**Work to be completed:** Locate the lines where "title" occurs and copy them as they stand.

**Dataset content:**
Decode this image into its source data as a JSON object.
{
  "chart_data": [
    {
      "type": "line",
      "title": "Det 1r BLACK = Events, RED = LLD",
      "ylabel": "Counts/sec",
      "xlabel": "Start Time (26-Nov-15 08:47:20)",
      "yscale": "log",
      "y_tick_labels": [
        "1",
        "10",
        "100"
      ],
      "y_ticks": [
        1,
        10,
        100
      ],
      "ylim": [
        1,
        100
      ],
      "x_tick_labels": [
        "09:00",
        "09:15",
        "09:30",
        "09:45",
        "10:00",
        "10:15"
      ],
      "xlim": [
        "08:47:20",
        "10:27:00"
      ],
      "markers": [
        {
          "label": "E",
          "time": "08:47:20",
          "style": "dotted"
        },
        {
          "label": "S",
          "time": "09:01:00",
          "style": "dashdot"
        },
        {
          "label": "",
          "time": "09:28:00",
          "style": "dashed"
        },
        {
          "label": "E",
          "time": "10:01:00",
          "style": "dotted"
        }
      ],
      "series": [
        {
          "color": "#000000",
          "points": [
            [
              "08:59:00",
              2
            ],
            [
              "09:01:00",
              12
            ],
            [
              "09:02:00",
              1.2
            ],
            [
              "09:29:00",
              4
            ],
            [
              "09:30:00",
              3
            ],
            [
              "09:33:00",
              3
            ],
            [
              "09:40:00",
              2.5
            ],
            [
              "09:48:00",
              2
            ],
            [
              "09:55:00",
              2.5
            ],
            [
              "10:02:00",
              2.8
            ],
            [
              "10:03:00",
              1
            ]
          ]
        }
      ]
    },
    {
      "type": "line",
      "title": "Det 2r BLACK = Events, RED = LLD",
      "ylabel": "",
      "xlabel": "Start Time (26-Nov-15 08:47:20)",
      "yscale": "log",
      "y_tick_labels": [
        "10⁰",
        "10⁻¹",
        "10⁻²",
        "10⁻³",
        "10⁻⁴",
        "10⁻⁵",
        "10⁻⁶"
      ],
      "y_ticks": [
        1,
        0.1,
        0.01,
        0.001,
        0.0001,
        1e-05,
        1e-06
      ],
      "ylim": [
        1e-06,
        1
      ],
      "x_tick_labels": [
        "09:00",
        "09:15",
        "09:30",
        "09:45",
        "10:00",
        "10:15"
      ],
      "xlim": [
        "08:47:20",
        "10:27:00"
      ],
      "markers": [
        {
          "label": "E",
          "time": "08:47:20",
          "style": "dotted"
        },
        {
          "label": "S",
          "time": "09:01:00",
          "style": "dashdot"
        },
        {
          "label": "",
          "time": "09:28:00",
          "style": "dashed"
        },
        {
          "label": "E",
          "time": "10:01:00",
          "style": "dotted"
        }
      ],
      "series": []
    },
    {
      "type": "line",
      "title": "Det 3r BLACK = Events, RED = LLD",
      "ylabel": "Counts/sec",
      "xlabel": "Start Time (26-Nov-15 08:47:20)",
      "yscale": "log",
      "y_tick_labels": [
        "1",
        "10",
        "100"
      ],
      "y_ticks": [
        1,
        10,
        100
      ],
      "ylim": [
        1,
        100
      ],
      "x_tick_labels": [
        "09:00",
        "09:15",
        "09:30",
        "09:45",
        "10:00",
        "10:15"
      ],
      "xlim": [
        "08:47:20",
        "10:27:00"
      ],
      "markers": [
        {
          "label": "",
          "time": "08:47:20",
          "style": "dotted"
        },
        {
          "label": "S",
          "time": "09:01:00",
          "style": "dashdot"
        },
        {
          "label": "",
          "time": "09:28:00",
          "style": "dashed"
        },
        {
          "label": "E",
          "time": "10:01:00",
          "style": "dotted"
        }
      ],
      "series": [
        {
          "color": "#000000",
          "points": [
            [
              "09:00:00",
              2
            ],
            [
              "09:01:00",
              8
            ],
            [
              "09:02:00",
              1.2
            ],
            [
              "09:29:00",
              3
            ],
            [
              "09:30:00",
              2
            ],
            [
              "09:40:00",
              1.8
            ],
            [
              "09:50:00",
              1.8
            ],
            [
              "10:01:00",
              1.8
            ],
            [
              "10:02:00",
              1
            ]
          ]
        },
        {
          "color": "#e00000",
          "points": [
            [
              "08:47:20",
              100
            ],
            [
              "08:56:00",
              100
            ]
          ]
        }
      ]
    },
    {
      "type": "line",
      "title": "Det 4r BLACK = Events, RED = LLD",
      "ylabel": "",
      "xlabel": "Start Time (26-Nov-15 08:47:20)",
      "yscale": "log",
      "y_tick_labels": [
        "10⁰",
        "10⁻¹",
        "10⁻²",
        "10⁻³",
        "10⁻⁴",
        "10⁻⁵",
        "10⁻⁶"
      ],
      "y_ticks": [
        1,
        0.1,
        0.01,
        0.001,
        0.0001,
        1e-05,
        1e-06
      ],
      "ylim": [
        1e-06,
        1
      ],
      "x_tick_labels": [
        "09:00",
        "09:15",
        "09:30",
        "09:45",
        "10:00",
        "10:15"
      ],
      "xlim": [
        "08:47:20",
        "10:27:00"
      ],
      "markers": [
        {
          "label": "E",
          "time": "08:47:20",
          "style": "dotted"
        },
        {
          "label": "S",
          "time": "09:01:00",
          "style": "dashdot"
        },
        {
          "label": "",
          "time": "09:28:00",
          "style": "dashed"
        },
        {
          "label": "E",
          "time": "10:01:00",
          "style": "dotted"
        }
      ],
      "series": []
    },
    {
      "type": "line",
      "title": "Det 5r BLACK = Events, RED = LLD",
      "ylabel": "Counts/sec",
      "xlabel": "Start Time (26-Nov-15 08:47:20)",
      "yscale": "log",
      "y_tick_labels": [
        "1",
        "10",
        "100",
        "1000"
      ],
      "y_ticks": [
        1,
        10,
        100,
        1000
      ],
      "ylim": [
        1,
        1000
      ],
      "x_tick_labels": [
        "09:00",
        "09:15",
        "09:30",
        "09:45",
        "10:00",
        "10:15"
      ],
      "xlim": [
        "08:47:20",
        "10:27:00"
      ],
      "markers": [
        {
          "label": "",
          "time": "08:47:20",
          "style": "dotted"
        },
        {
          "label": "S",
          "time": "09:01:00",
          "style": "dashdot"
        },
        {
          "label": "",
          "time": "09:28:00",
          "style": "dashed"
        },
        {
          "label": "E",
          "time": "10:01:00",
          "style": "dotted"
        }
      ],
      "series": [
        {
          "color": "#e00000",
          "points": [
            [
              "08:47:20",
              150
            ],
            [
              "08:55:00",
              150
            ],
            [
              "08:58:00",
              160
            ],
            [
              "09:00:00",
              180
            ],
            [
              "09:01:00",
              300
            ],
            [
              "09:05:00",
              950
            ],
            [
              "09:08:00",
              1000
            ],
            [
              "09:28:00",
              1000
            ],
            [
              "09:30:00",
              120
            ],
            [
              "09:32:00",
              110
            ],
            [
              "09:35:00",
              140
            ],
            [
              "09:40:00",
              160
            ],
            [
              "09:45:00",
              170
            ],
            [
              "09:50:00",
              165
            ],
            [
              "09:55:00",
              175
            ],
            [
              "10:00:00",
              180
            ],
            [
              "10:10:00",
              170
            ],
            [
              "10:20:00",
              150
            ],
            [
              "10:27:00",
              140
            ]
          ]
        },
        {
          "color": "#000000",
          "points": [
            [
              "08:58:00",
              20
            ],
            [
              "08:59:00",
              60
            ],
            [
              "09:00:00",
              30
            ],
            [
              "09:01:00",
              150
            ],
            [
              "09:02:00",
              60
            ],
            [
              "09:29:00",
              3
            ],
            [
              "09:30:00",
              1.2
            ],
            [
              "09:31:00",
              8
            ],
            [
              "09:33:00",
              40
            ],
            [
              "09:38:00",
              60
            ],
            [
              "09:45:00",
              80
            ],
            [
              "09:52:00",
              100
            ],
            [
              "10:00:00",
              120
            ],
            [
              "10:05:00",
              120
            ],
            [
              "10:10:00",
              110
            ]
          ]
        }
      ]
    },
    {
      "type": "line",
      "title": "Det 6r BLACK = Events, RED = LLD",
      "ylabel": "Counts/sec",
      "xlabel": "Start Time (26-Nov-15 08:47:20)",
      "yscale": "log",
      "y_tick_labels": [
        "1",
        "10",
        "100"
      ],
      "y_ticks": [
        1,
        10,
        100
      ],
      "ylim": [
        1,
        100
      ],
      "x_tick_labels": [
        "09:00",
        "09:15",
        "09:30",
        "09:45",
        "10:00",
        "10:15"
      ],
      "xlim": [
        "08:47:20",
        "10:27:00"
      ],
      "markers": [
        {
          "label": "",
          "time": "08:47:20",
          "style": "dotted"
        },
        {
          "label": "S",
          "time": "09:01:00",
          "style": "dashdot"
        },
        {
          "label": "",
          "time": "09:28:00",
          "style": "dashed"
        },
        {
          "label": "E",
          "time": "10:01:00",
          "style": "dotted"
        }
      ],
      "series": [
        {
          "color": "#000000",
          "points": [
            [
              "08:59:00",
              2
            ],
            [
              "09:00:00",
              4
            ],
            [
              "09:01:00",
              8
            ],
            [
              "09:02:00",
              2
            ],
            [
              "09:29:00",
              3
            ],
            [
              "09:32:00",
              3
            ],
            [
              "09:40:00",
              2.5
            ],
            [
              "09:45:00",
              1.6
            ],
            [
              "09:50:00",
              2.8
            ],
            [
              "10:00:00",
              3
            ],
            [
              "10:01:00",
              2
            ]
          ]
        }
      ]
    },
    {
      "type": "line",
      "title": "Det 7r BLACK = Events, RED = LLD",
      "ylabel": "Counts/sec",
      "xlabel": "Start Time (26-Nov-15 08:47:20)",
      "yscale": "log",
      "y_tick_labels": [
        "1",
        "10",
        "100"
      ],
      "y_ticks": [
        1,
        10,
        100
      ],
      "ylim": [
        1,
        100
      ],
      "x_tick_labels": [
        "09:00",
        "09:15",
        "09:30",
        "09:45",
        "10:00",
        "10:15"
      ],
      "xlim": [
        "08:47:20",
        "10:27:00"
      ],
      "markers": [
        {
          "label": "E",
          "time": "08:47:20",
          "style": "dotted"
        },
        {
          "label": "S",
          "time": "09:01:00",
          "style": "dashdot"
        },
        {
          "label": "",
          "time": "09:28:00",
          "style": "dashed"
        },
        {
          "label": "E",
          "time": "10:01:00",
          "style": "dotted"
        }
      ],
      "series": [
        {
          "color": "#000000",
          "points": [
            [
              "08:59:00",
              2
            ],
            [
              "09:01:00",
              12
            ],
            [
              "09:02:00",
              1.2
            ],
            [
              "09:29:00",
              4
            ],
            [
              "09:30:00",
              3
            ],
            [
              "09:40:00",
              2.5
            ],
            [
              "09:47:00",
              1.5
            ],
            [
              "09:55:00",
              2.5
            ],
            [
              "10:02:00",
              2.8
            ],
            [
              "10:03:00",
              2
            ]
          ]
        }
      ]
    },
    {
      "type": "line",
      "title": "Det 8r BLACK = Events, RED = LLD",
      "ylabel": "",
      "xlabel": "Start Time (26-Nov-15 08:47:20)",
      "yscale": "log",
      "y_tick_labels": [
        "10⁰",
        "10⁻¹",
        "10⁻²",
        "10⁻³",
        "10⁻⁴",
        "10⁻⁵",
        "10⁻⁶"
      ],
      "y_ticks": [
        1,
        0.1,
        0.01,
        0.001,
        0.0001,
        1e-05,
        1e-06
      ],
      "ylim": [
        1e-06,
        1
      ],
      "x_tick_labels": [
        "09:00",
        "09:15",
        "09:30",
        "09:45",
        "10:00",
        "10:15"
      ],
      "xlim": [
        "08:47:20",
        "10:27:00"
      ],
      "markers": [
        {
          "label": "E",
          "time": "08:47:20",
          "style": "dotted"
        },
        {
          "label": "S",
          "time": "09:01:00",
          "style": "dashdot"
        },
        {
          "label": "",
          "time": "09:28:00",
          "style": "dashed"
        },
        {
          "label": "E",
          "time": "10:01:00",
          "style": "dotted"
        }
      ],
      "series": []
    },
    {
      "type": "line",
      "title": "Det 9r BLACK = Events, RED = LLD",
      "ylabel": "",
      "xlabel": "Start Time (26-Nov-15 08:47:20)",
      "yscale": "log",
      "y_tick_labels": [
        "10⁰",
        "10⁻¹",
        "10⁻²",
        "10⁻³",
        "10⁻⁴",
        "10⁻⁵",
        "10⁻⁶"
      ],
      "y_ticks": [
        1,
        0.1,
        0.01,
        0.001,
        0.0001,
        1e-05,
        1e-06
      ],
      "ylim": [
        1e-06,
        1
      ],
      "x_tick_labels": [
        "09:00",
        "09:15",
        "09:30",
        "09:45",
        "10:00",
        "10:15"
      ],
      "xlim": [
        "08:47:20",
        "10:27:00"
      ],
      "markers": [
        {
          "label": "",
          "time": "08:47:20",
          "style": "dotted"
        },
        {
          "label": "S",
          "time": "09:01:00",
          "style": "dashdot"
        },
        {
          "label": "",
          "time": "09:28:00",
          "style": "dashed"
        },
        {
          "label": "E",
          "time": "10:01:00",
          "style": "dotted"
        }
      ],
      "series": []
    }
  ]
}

**Task response:**
      "title": "Det 1r BLACK = Events, RED = LLD",
      "title": "Det 2r BLACK = Events, RED = LLD",
      "title": "Det 3r BLACK = Events, RED = LLD",
      "title": "Det 4r BLACK = Events, RED = LLD",
      "title": "Det 5r BLACK = Events, RED = LLD",
      "title": "Det 6r BLACK = Events, RED = LLD",
      "title": "Det 7r BLACK = Events, RED = LLD",
      "title": "Det 8r BLACK = Events, RED = LLD",
      "title": "Det 9r BLACK = Events, RED = LLD",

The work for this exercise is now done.